▸ WRITTEN EXERCISE: Review the lines that follow and copy each one that contains the word "Surgery".

▸ Collected data entries:
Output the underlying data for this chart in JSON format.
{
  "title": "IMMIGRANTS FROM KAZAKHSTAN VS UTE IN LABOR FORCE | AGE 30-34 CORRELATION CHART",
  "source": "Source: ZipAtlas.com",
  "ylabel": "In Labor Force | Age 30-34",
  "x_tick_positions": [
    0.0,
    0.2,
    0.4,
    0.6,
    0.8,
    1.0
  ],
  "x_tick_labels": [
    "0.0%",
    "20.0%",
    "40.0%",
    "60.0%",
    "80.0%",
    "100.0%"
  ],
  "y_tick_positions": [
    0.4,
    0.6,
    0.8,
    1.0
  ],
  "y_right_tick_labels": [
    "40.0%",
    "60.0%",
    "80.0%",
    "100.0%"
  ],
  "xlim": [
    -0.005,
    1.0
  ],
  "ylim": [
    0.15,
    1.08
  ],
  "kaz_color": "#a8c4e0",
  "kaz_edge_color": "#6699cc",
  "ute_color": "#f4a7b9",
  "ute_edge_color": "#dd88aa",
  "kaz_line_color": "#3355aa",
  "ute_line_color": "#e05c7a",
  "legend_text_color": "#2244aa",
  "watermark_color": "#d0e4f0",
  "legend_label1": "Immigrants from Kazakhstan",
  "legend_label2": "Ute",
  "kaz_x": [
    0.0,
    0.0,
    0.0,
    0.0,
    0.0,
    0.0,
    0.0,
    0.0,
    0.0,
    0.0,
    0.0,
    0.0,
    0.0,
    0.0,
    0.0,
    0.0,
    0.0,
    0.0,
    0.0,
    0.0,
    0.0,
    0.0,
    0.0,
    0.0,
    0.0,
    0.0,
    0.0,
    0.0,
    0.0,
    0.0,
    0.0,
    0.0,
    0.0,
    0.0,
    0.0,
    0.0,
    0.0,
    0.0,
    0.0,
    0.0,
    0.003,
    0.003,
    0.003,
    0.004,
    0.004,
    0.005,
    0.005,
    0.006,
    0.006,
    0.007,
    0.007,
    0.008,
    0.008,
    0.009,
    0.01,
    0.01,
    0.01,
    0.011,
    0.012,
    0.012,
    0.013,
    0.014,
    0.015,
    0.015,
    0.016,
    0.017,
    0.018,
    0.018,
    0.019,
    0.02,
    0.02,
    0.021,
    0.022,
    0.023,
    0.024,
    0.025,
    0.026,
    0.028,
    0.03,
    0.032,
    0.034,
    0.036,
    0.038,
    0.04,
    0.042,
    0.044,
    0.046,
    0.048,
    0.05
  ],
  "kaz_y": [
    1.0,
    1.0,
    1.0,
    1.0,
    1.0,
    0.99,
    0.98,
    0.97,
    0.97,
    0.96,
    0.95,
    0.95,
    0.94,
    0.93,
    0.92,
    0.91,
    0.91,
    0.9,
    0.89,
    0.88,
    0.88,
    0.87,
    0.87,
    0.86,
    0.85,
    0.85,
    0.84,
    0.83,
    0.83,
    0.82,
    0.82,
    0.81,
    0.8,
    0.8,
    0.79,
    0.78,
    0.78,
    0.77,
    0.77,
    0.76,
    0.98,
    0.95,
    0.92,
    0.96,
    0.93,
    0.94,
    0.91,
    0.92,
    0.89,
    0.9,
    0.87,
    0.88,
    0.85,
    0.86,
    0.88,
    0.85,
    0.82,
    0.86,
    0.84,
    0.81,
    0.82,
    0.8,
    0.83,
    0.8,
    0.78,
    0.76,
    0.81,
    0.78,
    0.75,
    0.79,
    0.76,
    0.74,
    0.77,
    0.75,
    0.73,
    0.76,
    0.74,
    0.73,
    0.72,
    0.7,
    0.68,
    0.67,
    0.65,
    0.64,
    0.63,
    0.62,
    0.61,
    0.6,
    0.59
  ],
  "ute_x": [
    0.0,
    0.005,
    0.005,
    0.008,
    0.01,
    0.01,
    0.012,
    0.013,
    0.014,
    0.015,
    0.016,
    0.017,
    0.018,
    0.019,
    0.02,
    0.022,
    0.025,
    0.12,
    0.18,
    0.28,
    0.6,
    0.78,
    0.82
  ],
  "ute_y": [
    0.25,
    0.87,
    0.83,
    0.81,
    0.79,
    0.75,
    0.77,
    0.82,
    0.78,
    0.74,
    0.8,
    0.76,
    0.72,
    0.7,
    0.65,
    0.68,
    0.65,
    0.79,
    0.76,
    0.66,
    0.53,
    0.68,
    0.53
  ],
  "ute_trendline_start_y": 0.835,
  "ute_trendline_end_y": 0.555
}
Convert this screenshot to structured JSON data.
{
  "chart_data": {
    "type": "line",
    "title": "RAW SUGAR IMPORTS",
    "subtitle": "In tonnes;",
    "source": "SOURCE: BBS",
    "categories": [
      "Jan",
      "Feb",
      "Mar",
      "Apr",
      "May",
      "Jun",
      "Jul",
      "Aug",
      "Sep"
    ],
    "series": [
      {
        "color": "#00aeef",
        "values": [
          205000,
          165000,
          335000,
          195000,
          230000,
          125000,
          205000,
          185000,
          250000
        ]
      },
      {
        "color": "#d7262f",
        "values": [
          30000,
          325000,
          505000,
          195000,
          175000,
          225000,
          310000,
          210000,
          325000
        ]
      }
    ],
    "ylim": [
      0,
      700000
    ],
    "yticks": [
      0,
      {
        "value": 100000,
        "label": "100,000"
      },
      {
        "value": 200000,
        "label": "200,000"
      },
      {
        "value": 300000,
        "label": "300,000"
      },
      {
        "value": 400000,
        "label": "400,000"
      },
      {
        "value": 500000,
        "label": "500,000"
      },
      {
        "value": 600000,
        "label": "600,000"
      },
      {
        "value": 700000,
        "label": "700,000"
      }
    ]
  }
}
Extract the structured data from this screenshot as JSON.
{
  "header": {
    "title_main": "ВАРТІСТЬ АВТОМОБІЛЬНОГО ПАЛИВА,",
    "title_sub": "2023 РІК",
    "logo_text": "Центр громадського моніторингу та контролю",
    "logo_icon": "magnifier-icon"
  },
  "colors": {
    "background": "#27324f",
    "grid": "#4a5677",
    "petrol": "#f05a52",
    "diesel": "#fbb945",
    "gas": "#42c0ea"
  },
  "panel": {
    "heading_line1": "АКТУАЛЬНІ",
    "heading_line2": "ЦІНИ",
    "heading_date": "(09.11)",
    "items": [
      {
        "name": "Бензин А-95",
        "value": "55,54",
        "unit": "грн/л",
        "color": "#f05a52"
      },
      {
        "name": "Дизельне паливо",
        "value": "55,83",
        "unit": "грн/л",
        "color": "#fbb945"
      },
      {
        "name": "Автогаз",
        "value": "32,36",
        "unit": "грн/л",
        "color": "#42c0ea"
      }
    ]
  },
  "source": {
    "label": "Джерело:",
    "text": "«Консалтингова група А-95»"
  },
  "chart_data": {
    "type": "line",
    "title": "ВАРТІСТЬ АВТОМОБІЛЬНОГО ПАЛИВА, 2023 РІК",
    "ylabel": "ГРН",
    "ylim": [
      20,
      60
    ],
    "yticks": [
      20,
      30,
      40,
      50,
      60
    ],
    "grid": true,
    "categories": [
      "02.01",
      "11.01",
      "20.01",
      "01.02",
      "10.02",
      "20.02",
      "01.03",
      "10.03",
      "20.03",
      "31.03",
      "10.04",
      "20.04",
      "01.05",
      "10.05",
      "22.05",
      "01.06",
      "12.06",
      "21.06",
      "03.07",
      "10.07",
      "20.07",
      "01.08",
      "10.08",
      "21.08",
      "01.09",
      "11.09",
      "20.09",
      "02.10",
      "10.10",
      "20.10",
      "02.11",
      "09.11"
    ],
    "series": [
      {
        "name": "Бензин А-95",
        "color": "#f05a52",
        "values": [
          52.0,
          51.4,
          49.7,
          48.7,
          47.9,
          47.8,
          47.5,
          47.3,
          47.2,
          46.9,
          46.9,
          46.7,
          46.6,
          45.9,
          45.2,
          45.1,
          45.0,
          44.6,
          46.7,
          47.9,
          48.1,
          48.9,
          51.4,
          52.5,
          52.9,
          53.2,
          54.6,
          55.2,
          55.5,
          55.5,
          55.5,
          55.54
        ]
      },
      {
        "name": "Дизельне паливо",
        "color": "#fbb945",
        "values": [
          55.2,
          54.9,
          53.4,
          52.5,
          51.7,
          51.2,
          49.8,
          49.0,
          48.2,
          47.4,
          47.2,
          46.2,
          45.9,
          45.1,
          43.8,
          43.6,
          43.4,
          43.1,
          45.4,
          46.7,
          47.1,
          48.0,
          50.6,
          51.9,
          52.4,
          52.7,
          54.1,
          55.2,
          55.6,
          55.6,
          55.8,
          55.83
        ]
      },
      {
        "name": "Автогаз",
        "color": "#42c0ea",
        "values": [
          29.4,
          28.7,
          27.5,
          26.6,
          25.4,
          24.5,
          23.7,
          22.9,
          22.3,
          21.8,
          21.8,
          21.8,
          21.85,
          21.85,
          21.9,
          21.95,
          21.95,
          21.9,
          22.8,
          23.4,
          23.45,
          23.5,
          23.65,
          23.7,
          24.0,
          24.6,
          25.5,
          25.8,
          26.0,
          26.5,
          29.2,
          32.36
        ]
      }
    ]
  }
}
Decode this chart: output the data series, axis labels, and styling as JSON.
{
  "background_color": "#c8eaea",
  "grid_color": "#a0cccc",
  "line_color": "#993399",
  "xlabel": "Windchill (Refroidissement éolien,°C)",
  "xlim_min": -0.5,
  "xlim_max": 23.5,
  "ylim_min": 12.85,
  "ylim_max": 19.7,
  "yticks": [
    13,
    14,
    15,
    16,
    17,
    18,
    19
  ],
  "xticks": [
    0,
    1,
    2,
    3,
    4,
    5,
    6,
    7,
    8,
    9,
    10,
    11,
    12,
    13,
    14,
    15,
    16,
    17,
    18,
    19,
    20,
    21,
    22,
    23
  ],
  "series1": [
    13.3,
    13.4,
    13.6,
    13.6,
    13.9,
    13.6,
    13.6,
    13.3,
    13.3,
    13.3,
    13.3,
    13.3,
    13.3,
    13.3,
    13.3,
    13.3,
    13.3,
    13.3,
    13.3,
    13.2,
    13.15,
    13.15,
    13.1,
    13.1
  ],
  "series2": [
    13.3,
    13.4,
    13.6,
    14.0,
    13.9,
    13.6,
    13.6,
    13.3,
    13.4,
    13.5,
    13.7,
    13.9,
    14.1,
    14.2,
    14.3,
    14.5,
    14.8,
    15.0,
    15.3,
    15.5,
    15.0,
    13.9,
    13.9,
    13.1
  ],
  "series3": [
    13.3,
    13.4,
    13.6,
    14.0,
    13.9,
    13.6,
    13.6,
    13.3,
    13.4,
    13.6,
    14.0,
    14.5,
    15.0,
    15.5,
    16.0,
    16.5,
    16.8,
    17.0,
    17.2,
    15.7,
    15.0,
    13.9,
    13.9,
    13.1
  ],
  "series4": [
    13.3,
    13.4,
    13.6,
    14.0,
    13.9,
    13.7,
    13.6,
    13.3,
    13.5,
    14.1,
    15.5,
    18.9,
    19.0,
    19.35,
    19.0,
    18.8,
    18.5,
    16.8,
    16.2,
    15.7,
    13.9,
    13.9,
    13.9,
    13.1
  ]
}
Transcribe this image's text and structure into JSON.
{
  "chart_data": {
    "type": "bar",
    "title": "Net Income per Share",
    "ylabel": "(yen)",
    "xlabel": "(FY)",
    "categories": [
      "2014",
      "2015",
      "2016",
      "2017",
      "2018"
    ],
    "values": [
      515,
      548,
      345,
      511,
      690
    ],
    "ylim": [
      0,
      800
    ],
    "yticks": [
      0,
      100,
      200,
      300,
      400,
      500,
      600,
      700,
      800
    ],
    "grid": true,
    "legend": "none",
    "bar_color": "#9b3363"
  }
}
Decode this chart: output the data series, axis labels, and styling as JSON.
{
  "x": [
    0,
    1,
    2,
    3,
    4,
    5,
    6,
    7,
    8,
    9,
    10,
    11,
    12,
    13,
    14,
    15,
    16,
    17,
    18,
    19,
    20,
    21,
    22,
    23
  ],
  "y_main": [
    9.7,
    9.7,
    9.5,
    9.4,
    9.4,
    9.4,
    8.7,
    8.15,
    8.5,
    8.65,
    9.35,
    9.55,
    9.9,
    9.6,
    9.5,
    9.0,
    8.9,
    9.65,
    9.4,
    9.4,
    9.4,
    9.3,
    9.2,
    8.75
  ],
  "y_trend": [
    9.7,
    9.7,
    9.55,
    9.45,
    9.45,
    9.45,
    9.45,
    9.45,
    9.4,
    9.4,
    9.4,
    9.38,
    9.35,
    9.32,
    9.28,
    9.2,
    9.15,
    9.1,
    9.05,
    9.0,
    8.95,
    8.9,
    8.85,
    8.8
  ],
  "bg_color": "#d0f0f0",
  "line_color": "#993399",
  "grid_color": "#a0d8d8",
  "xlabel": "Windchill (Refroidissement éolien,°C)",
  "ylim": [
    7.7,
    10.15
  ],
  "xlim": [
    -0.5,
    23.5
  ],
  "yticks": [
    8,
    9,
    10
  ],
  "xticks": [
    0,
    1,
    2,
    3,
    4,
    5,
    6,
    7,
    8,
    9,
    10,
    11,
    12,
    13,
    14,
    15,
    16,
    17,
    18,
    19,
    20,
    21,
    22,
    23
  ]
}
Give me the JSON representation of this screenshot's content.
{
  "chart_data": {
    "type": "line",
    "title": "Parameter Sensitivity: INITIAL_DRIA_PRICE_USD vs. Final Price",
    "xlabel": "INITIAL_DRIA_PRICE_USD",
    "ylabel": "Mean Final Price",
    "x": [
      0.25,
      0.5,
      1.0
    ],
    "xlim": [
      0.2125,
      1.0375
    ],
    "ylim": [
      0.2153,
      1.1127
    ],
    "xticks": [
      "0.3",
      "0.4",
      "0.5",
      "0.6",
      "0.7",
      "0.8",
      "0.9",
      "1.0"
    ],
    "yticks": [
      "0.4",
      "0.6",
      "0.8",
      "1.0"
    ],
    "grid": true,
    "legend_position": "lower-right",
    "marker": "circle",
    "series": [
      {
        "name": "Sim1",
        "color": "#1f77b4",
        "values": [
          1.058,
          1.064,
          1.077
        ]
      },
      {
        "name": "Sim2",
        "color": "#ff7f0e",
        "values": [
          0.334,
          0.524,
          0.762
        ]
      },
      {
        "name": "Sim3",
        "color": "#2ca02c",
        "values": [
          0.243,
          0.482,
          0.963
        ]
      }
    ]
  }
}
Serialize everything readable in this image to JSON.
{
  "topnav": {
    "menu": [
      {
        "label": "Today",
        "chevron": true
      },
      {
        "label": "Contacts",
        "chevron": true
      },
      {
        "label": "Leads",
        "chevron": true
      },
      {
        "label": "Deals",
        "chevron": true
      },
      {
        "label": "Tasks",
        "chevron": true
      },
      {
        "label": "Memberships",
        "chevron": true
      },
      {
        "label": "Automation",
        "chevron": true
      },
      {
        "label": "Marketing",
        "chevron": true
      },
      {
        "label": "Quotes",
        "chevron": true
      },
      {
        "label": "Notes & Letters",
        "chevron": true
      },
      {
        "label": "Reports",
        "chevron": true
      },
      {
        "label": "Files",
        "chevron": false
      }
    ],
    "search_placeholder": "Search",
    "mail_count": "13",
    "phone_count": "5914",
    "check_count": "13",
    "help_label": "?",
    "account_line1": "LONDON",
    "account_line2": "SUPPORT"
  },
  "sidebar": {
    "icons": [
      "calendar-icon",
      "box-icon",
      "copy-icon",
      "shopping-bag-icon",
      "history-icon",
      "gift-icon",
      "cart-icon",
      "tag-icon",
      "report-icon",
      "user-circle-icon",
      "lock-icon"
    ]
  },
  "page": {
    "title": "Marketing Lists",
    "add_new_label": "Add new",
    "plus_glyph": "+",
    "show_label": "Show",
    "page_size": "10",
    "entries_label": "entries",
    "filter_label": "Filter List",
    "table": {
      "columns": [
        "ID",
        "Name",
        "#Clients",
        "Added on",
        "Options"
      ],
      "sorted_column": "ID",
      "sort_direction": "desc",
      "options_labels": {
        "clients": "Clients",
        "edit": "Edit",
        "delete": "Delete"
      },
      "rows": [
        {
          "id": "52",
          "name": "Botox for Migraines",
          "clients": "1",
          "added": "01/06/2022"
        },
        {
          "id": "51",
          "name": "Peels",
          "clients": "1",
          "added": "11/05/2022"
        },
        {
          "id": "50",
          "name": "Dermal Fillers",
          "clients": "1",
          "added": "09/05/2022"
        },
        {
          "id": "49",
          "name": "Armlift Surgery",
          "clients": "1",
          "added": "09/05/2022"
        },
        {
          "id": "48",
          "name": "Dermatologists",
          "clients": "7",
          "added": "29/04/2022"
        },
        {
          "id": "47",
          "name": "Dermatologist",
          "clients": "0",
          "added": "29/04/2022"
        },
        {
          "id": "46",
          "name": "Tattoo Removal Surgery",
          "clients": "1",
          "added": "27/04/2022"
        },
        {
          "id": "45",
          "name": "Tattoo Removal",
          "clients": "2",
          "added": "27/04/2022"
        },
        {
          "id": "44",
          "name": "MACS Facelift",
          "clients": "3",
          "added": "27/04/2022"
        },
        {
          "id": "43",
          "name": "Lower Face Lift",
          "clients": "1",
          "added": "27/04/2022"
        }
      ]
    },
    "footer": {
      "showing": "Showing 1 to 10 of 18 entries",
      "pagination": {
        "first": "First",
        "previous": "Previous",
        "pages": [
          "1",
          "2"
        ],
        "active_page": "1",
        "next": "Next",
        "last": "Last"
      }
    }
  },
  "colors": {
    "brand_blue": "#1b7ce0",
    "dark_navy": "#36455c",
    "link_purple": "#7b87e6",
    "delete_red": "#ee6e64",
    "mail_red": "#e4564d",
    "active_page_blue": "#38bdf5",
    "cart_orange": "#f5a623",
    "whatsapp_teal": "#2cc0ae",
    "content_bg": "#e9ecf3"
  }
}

▸ ANSWER FOR THIS EXERCISE:
          "name": "Armlift Surgery",
          "name": "Tattoo Removal Surgery",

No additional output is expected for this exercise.